# REQUEST 1
Translate the sentence "Visually we can tell that node 12 is the lowest common ancestor." from the lowest common ancestor article into Spanish.
# REQUEST 2
Please copy the records word for word, from their first line through the line holding "col-header-views[interactable]: 所有终端的 浏览量: [283, 105, 322, 126]", with both ends included.

# DOCUMENT EXTRACT
# # # # #

Tree: Find Lowest Common Ancestor

Problem: Given a binary search tree and 2 values find the lowest common ancestor.

Solution: Lets take a sample tree and see what finding the lowest ancestor means. The figure to the left shows the sample tree. To take an example, lets say the problem asked us to find the lowest common ancestor for nodes 10 and 14. Visually we can tell that node 12 is the lowest common ancestor. 15 is also a common ancestor but its not the lowest.

Since the tree is a binary search tree all the nodes to the right of any node within the tree have greater values that the node itself and all the nodes to the left have smaller values than the node. This property helps us in implementing the optimal solution to this problem. We start analyzing values at the root node and recursively arrive at a node where the two input values fall on different sides of the node. If they are on the same side of the node we recursively analyze the corresponding branch. For example, we start at 15 and see that 10 and 14 are both less than 15, so we choose the left branch and arrive at 12. Now, 10 is on the left of 12 and 14 is on the right. This is the node we are interested in. There is a non-recursive solution to this problem which basically uses the same idea, which I'll post soon.

Code:
Node * Find-Lowest-Common-Ancestor(Node *pRoot, int val1, int val2)
{
 if(pRoot == NULL) return NULL;

 // if both the values are less than the current node value
 // the common ancestor must be to the left
 if(val1 < pRoot->data && val2 < pRoot->data);
 {
    return Find-Lowest-Common-Ancestor(pRoot->left, val1, val2);
 }
 // if both the values are greater than the current node value
 // the common ancestor must be to the right
 else if(val1 > pRoot->data && val2 > pRoot->data)
 {
    return Find-Lowest-Common-Ancestor(pRoot->right, val1, val2);
 }
 else
 {
    return pRoot;
 }
}

13 comments:

  1. The above solution is only partially right, if the node for which we are finding Least Common Ancestor are in the same sub-tree but at different levels, the solution wont work...

# # # # #

# DATASET ENTRIES

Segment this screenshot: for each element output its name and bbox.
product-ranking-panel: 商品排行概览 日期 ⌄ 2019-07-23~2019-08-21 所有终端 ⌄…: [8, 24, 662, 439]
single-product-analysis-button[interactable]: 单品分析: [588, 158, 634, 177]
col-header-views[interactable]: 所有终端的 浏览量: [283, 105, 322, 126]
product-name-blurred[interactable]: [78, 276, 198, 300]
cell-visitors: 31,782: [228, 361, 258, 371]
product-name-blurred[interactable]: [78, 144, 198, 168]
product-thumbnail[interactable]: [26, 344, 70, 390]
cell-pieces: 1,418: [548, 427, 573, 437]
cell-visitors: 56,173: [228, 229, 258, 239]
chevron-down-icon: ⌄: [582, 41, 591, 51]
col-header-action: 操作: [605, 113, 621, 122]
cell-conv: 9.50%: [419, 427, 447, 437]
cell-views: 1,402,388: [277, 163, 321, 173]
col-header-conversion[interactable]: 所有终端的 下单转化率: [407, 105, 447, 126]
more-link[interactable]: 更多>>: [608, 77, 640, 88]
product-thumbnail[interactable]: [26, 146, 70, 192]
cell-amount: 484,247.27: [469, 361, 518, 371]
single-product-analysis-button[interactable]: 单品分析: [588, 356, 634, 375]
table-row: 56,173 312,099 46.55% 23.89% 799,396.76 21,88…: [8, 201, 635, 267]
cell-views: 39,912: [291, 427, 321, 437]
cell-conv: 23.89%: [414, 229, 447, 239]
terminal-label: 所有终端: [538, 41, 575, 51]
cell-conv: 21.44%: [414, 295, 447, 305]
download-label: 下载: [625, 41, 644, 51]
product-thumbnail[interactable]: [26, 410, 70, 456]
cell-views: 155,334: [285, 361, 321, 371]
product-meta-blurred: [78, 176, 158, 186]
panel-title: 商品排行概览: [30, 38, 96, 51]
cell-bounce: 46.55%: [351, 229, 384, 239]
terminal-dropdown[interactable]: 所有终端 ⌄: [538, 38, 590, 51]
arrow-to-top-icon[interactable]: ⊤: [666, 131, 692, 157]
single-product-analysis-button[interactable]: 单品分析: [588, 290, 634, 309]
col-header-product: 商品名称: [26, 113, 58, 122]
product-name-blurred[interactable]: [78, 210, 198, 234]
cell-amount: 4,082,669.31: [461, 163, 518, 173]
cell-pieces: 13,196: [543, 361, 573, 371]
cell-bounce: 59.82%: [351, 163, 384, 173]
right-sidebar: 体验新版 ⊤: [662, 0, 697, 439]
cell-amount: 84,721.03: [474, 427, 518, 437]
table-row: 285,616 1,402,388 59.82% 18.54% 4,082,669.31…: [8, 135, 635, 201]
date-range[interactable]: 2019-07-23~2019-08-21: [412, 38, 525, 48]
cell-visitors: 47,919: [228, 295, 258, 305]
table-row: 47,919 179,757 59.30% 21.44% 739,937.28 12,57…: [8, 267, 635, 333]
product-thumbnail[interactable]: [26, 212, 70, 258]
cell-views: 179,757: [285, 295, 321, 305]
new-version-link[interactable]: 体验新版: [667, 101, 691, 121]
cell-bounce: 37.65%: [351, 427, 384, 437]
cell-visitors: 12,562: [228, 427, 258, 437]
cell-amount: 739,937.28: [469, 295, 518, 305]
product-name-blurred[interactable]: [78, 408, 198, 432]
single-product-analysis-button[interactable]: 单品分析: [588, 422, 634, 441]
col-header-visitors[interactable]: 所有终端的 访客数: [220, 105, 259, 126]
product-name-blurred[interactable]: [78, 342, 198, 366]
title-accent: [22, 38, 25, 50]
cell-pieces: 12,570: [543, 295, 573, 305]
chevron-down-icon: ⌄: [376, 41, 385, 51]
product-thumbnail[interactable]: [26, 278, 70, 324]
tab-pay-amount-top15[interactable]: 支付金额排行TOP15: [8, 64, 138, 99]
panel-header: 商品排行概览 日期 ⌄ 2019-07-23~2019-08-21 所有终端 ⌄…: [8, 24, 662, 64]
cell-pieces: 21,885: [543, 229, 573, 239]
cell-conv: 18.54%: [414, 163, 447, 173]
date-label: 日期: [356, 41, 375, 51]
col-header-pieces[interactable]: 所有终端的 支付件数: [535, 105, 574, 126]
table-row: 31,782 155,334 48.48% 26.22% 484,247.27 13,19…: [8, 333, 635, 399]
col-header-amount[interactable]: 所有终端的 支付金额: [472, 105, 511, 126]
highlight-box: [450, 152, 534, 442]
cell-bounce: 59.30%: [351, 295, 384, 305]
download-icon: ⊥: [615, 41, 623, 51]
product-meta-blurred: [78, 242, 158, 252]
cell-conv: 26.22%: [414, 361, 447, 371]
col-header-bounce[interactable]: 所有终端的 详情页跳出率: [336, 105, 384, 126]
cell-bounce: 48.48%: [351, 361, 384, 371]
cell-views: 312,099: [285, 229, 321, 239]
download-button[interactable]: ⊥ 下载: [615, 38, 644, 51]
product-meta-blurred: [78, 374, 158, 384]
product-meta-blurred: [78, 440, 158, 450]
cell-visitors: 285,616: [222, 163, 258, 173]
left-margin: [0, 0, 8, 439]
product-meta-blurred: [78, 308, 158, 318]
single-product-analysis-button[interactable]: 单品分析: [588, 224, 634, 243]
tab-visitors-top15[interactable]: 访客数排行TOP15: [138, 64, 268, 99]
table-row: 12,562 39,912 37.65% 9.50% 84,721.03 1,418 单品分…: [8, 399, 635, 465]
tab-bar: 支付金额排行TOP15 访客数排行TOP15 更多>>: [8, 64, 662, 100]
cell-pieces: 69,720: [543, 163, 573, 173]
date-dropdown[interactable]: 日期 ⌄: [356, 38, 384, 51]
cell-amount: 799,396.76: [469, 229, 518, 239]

# # # # #

# FINAL RESULT 1
Visualmente podemos saber que el nodo 12 es el ancestro común más bajo.

# FINAL RESULT 2
Segment this screenshot: for each element output its name and bbox.
product-ranking-panel: 商品排行概览 日期 ⌄ 2019-07-23~2019-08-21 所有终端 ⌄…: [8, 24, 662, 439]
single-product-analysis-button[interactable]: 单品分析: [588, 158, 634, 177]
col-header-views[interactable]: 所有终端的 浏览量: [283, 105, 322, 126]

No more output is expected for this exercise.